— EXERCISE BRIEF —
Pull every line with the word "CONTOURS" out of the entries below.

— GIVEN RECORDS —
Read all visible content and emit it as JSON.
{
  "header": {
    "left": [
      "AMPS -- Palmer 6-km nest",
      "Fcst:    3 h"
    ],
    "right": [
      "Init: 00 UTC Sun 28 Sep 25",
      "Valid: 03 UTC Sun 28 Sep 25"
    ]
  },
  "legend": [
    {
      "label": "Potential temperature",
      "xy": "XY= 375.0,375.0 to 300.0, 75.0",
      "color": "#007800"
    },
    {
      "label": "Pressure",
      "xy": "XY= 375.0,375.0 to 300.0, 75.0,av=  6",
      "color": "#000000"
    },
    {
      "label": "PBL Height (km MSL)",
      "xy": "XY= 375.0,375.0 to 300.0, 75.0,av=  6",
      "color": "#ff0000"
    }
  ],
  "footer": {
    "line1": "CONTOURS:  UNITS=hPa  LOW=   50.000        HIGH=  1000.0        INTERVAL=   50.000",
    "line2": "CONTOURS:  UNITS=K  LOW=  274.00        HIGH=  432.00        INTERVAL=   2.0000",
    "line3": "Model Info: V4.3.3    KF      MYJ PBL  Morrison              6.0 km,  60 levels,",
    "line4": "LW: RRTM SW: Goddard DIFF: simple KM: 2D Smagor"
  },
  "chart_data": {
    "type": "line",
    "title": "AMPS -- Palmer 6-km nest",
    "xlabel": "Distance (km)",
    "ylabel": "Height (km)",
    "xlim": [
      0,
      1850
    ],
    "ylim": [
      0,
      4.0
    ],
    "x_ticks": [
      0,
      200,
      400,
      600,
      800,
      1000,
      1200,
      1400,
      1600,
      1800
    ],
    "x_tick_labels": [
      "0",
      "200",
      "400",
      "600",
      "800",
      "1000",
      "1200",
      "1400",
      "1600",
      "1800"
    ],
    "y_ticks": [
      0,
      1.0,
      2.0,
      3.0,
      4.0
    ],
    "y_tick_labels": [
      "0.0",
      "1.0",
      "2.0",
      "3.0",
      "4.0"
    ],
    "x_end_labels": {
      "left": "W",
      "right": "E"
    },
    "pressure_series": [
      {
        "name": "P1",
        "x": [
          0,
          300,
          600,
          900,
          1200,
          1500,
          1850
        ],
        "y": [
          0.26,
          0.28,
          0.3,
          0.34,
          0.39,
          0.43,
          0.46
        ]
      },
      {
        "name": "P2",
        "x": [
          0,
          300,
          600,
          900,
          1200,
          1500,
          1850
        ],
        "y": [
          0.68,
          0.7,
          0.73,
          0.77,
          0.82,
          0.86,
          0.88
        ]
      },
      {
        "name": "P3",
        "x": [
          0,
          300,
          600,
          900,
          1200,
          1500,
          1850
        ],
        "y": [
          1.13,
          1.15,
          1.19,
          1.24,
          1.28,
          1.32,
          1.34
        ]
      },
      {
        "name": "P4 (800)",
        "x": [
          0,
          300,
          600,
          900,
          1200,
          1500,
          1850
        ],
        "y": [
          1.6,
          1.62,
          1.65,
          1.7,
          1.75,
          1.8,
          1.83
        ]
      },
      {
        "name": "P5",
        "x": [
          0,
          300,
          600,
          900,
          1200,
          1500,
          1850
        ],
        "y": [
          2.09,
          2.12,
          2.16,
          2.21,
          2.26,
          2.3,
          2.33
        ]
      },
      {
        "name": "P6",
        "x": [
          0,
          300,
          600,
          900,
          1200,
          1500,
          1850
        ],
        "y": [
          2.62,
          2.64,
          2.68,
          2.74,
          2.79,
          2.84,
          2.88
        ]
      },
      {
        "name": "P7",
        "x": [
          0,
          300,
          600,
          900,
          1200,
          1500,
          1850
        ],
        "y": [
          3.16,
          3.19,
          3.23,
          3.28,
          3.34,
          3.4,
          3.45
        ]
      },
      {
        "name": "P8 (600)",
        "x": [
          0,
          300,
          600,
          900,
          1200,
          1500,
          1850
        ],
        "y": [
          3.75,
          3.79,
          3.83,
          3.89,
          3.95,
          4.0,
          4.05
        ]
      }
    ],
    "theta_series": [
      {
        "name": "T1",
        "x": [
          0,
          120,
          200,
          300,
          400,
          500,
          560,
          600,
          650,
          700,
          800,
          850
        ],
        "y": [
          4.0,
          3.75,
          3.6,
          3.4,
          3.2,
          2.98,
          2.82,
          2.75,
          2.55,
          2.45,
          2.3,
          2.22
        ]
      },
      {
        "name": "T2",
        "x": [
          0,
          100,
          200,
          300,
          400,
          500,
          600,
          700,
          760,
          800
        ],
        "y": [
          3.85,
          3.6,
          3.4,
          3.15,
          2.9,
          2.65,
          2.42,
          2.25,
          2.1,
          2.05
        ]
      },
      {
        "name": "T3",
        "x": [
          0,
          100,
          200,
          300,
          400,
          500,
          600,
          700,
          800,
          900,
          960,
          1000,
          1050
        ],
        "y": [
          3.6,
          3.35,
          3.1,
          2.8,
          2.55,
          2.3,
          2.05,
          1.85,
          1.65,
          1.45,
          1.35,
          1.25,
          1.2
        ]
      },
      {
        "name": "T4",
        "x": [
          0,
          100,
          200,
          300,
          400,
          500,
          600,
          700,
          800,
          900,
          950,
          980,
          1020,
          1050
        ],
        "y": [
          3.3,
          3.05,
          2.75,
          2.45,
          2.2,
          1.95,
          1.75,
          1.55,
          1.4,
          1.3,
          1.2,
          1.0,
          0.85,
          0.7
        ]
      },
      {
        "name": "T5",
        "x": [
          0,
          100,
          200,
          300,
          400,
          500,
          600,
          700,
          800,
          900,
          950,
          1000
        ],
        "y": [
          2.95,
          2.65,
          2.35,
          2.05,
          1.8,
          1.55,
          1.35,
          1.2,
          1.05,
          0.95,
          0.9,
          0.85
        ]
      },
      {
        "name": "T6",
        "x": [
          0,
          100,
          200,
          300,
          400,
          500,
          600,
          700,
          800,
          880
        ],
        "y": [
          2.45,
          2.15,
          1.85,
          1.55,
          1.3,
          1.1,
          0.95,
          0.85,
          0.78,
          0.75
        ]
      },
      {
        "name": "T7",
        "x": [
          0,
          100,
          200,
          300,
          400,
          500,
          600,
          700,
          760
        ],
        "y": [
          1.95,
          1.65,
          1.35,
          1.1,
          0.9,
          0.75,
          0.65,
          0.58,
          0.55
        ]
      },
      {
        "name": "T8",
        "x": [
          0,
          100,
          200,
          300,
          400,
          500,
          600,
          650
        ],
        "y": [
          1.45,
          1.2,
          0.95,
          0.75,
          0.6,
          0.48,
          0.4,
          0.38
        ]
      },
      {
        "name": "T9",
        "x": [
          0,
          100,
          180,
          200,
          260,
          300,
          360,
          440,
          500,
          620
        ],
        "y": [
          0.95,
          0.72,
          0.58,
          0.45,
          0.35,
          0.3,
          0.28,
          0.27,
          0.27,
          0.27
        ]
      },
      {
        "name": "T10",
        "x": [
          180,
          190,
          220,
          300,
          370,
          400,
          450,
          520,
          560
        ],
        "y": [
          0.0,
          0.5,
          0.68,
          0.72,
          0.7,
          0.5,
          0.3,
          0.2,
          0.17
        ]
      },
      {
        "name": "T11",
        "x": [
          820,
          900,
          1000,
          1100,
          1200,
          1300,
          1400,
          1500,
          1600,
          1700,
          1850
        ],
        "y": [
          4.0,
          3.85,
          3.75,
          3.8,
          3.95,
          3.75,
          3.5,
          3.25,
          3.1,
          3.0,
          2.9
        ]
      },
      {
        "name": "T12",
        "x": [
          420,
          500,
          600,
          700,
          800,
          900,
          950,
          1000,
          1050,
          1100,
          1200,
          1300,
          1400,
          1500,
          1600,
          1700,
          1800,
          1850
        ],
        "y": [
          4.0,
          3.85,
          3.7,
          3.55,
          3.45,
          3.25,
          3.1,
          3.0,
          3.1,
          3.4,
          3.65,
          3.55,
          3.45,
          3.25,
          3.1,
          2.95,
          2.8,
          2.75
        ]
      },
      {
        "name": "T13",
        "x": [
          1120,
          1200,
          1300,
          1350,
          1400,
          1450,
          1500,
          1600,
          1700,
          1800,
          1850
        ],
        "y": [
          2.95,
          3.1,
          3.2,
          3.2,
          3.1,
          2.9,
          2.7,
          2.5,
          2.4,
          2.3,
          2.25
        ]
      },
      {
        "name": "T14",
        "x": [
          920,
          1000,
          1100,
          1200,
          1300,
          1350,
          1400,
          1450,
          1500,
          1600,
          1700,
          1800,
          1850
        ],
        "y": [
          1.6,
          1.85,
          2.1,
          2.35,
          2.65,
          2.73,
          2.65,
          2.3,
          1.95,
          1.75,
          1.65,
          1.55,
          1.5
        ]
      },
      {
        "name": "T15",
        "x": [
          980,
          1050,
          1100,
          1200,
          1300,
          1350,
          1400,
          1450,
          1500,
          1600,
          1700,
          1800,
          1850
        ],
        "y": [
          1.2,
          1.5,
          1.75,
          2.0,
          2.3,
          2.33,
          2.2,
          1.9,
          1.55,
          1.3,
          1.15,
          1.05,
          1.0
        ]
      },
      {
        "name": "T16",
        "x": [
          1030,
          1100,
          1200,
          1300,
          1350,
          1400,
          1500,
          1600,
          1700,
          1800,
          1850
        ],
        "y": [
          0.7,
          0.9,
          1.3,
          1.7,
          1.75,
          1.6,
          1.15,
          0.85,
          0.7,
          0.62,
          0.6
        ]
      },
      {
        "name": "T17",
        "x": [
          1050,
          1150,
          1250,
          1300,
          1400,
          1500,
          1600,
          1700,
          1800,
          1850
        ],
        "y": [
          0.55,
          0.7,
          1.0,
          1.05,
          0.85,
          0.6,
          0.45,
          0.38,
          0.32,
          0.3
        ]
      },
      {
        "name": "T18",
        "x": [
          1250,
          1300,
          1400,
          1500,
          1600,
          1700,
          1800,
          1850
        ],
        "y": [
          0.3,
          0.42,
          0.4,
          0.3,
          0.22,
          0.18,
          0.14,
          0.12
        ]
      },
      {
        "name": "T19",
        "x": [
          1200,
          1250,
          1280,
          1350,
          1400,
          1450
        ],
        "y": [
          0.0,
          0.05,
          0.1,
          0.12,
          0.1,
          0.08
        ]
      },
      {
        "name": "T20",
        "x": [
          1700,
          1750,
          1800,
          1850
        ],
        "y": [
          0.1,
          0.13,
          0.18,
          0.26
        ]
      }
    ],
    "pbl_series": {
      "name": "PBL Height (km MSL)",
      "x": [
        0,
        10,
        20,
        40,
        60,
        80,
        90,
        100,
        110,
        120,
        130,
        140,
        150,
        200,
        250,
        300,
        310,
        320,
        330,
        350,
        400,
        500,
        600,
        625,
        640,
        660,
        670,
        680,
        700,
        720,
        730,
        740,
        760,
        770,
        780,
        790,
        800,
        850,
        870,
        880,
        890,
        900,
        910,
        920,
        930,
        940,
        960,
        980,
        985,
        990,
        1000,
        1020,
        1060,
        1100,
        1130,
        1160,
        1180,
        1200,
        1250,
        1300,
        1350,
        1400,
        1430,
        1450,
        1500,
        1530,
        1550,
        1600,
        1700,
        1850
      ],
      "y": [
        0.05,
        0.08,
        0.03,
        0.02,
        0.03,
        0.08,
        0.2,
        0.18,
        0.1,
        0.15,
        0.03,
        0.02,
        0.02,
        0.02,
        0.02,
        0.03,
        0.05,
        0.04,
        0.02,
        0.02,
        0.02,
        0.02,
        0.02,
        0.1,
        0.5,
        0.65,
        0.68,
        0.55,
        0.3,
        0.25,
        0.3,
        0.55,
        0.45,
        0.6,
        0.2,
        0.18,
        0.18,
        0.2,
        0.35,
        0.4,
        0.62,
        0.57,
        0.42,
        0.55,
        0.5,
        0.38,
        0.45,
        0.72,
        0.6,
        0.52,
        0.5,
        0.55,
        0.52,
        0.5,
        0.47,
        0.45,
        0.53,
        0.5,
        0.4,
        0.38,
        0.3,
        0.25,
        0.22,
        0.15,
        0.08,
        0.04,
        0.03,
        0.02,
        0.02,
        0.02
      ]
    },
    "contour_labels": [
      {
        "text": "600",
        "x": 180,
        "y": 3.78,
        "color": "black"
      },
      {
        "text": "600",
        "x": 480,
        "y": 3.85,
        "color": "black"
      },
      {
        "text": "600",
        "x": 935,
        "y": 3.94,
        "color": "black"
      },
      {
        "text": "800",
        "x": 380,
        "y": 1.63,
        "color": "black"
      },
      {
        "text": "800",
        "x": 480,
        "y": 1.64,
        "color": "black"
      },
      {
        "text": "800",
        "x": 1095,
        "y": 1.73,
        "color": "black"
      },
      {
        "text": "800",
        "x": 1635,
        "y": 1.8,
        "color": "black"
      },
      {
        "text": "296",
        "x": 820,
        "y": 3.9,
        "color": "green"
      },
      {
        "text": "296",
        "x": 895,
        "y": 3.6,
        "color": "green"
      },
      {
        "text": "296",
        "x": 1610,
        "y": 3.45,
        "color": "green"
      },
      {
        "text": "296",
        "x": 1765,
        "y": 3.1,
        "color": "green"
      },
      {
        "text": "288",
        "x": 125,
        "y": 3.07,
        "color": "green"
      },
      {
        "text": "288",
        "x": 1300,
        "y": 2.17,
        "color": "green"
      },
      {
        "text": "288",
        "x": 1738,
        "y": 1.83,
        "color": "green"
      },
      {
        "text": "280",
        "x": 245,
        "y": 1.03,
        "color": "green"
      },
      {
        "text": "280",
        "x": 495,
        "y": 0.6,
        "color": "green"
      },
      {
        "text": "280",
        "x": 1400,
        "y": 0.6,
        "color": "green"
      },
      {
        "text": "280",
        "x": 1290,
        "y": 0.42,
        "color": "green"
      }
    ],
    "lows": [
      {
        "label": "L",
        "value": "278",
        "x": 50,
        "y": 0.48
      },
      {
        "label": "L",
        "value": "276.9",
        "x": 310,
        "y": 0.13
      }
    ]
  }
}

— COMPLETE ANSWER —
    "line1": "CONTOURS:  UNITS=hPa  LOW=   50.000        HIGH=  1000.0        INTERVAL=   50.000",
    "line2": "CONTOURS:  UNITS=K  LOW=  274.00        HIGH=  432.00        INTERVAL=   2.0000",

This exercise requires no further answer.